* Work to complete
Scan the lines below for the string "name" and copy every one that has it.

# START OF Entries

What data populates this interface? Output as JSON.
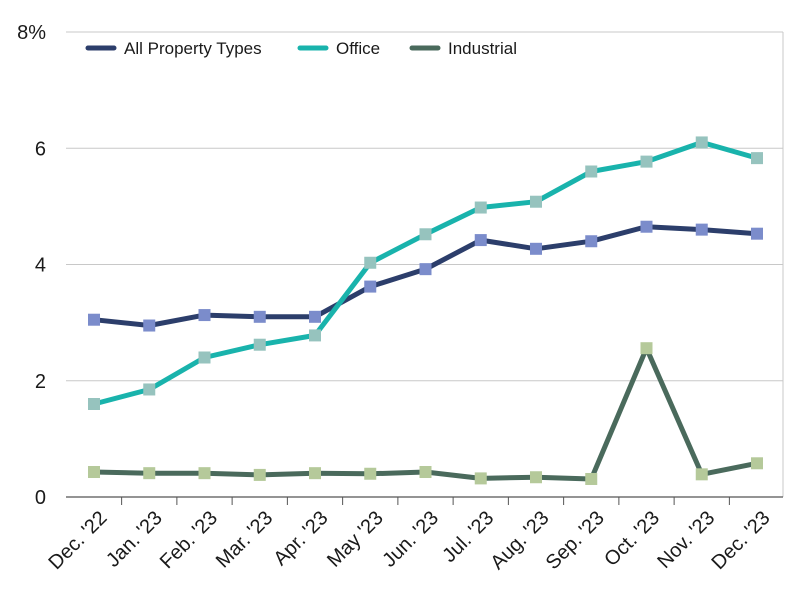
{
  "chart_data": {
    "type": "line",
    "categories": [
      "Dec. '22",
      "Jan. '23",
      "Feb. '23",
      "Mar. '23",
      "Apr. '23",
      "May '23",
      "Jun. '23",
      "Jul. '23",
      "Aug. '23",
      "Sep. '23",
      "Oct. '23",
      "Nov. '23",
      "Dec. '23"
    ],
    "y_ticks": [
      {
        "value": 0,
        "label": "0"
      },
      {
        "value": 2,
        "label": "2"
      },
      {
        "value": 4,
        "label": "4"
      },
      {
        "value": 6,
        "label": "6"
      },
      {
        "value": 8,
        "label": "8%"
      }
    ],
    "ylim": [
      0,
      8
    ],
    "grid": "horizontal",
    "legend_position": "top-left",
    "series": [
      {
        "name": "All Property Types",
        "color": "#2c3e6b",
        "marker_color": "#7b8ccb",
        "values": [
          3.05,
          2.95,
          3.13,
          3.1,
          3.1,
          3.62,
          3.92,
          4.42,
          4.27,
          4.4,
          4.65,
          4.6,
          4.53
        ]
      },
      {
        "name": "Office",
        "color": "#19b3ac",
        "marker_color": "#96c3be",
        "values": [
          1.6,
          1.85,
          2.4,
          2.62,
          2.78,
          4.03,
          4.52,
          4.98,
          5.08,
          5.6,
          5.77,
          6.1,
          5.83
        ]
      },
      {
        "name": "Industrial",
        "color": "#4a6a5c",
        "marker_color": "#b5c99a",
        "values": [
          0.43,
          0.41,
          0.41,
          0.38,
          0.41,
          0.4,
          0.43,
          0.32,
          0.34,
          0.31,
          2.56,
          0.39,
          0.58
        ]
      }
    ]
  }
}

# END OF Entries

* Completed task
        "name": "All Property Types",
        "name": "Office",
        "name": "Industrial",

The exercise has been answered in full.